Aim of the exercise:
Extract each line of the material below that contains the string "donut".

Boxed element entries
<<<<
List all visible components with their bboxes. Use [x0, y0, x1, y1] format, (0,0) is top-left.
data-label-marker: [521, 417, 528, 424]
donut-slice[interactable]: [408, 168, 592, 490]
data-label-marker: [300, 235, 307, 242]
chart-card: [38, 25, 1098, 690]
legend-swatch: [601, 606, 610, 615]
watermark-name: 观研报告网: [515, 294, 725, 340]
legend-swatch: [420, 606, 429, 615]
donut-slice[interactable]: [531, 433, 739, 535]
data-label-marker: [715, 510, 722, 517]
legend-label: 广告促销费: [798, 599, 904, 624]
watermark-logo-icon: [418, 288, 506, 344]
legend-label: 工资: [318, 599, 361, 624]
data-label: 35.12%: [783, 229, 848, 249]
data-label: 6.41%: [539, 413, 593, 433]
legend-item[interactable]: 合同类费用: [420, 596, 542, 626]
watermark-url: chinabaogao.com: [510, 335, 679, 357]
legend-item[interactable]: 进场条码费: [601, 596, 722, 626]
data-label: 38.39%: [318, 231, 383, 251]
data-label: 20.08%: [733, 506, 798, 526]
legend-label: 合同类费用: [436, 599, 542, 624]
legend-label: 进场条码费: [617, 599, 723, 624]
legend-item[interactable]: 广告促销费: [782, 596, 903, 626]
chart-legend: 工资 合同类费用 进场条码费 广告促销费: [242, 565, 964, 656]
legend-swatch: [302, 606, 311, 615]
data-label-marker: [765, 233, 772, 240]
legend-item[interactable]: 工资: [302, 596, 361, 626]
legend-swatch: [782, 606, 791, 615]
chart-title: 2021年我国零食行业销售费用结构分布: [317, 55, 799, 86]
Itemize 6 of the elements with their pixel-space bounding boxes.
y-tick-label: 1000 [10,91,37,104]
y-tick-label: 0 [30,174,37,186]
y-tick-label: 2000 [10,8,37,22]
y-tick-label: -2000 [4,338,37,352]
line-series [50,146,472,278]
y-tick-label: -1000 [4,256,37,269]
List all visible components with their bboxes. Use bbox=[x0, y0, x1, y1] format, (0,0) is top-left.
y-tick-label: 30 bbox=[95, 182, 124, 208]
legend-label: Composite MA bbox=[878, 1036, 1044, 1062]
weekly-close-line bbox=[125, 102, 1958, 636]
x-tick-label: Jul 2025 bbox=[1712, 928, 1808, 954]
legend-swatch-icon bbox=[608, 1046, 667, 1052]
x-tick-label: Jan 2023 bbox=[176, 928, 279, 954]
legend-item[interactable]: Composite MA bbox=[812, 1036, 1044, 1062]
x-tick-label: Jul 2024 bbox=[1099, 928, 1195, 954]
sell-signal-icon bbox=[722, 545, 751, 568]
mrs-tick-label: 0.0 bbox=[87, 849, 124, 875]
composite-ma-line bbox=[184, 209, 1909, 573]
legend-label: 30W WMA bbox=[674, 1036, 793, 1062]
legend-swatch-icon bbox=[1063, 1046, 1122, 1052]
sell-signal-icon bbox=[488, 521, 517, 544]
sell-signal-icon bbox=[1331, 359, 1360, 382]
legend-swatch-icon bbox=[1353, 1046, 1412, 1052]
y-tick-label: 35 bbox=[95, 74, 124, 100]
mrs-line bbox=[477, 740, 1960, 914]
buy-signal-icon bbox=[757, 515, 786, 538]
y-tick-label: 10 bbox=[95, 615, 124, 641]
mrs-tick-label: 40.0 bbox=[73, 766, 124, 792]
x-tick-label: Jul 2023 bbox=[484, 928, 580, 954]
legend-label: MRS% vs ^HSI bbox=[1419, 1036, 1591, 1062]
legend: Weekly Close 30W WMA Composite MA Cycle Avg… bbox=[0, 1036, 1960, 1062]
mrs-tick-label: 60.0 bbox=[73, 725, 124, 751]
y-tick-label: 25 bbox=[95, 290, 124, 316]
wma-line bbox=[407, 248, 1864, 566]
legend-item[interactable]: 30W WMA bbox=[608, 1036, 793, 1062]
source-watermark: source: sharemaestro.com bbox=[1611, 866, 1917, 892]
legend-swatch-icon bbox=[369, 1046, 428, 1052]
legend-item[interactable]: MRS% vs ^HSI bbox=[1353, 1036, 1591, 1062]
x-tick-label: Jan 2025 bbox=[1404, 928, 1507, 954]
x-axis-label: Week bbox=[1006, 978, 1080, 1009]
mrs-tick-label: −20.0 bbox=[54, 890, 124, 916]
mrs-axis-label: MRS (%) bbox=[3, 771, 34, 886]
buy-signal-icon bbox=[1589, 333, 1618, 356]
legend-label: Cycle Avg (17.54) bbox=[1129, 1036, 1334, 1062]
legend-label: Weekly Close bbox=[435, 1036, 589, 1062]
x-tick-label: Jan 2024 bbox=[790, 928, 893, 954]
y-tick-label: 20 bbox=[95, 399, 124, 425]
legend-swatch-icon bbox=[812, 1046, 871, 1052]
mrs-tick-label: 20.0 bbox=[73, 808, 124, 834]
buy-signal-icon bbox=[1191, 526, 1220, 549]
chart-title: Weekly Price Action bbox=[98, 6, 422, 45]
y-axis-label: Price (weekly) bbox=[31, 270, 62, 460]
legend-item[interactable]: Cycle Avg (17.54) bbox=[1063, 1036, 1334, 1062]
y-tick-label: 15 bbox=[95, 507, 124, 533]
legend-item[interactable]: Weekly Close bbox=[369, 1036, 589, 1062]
>>>>
Finished exercise:
donut-slice[interactable]: [408, 168, 592, 490]
donut-slice[interactable]: [531, 433, 739, 535]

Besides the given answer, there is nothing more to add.